Give an exact copy of every line, leaving images out.

* ENTRIES SHOWN
####

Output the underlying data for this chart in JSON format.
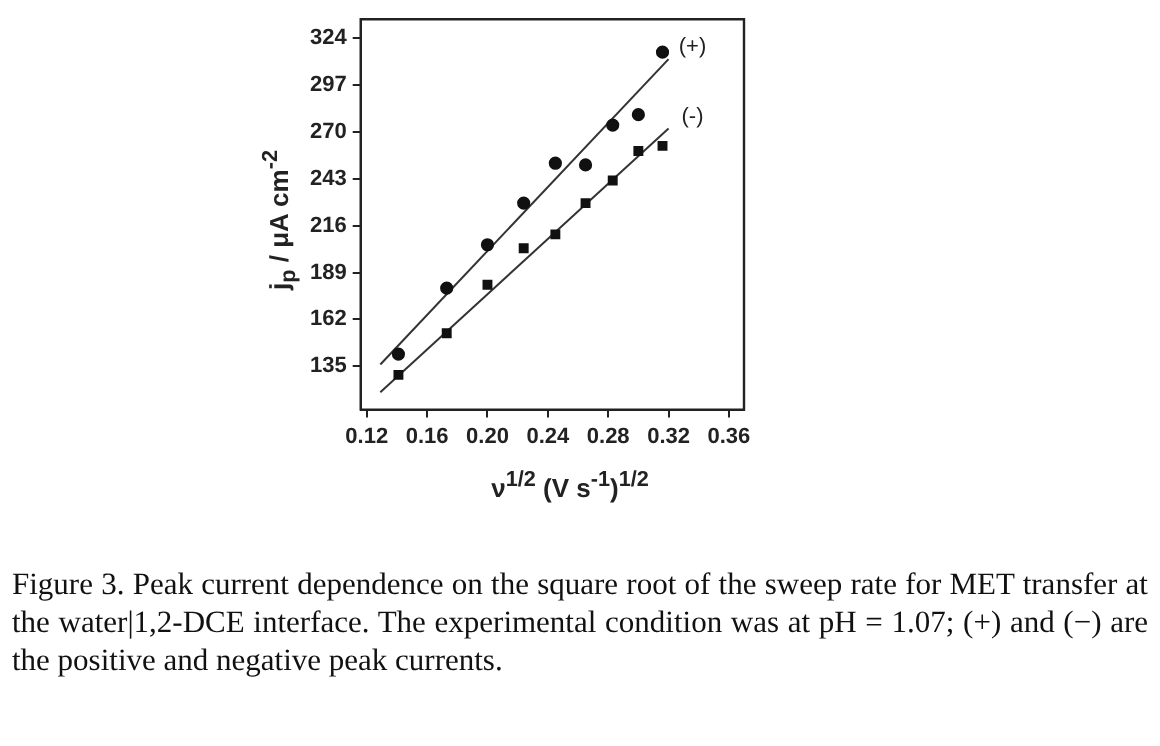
{
  "chart_data": {
    "type": "scatter",
    "xlabel": "ν$^{1/2}$ (V s$^{-1}$)$^{1/2}$",
    "ylabel": "j$_{p}$ / μA cm$^{-2}$",
    "xlim": [
      0.116,
      0.37
    ],
    "ylim": [
      110,
      335
    ],
    "xticks": [
      0.12,
      0.16,
      {
        "value": 0.2,
        "label": "0.20"
      },
      0.24,
      0.28,
      0.32,
      0.36
    ],
    "yticks": [
      135,
      162,
      189,
      216,
      243,
      270,
      297,
      324
    ],
    "grid": false,
    "legend": false,
    "series": [
      {
        "marker": "circle",
        "color": "#111111",
        "x": [
          0.141,
          0.173,
          0.2,
          0.224,
          0.245,
          0.265,
          0.283,
          0.3,
          0.316
        ],
        "values": [
          142,
          180,
          205,
          229,
          252,
          251,
          274,
          280,
          316
        ]
      },
      {
        "marker": "square",
        "color": "#111111",
        "x": [
          0.141,
          0.173,
          0.2,
          0.224,
          0.245,
          0.265,
          0.283,
          0.3,
          0.316
        ],
        "values": [
          130,
          154,
          182,
          203,
          211,
          229,
          242,
          259,
          262
        ]
      },
      {
        "type": "line",
        "name": "(+)",
        "marker": "none",
        "line_style": "solid",
        "color": "#333333",
        "x": [
          0.129,
          0.32
        ],
        "values": [
          136,
          312
        ]
      },
      {
        "type": "line",
        "name": "(-)",
        "marker": "none",
        "line_style": "solid",
        "color": "#333333",
        "x": [
          0.129,
          0.32
        ],
        "values": [
          120,
          272
        ]
      }
    ],
    "annotations": [
      "Figure 3. Peak current dependence on the square root of the sweep rate for MET transfer at the water|1,2-DCE interface. The experimental condition was at pH = 1.07; (+) and (−) are the positive and negative peak currents."
    ]
  }
}
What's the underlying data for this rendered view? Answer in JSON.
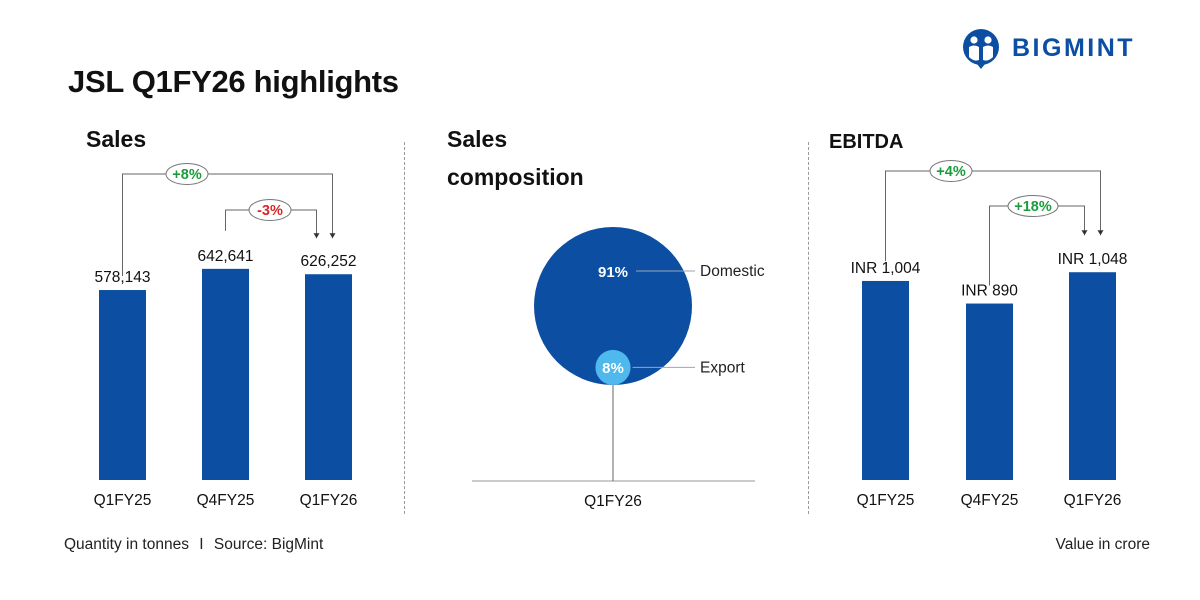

####

* WRITTEN SOLUTION
Output the underlying data for this chart in JSON format.
{
  "chart_data": {
    "type": "scatter",
    "xlabel": "ν$^{1/2}$ (V s$^{-1}$)$^{1/2}$",
    "ylabel": "j$_{p}$ / μA cm$^{-2}$",
    "xlim": [
      0.116,
      0.37
    ],
    "ylim": [
      110,
      335
    ],
    "xticks": [
      0.12,
      0.16,
      {
        "value": 0.2,
        "label": "0.20"
      },
      0.24,
      0.28,
      0.32,
      0.36
    ],
    "yticks": [
      135,
      162,
      189,
      216,
      243,
      270,
      297,
      324
    ],
    "grid": false,
    "legend": false,
    "series": [
      {
        "marker": "circle",
        "color": "#111111",
        "x": [
          0.141,
          0.173,
          0.2,
          0.224,
          0.245,
          0.265,
          0.283,
          0.3,
          0.316
        ],
        "values": [
          142,
          180,
          205,
          229,
          252,
          251,
          274,
          280,
          316
        ]
      },
      {
        "marker": "square",
        "color": "#111111",
        "x": [
          0.141,
          0.173,
          0.2,
          0.224,
          0.245,
          0.265,
          0.283,
          0.3,
          0.316
        ],
        "values": [
          130,
          154,
          182,
          203,
          211,
          229,
          242,
          259,
          262
        ]
      },
      {
        "type": "line",
        "name": "(+)",
        "marker": "none",
        "line_style": "solid",
        "color": "#333333",
        "x": [
          0.129,
          0.32
        ],
        "values": [
          136,
          312
        ]
      },
      {
        "type": "line",
        "name": "(-)",
        "marker": "none",
        "line_style": "solid",
        "color": "#333333",
        "x": [
          0.129,
          0.32
        ],
        "values": [
          120,
          272
        ]
      }
    ],
    "annotations": [
      "Figure 3. Peak current dependence on the square root of the sweep rate for MET transfer at the water|1,2-DCE interface. The experimental condition was at pH = 1.07; (+) and (−) are the positive and negative peak currents."
    ]
  }
}
What's the underlying data for this rendered view? Answer in JSON.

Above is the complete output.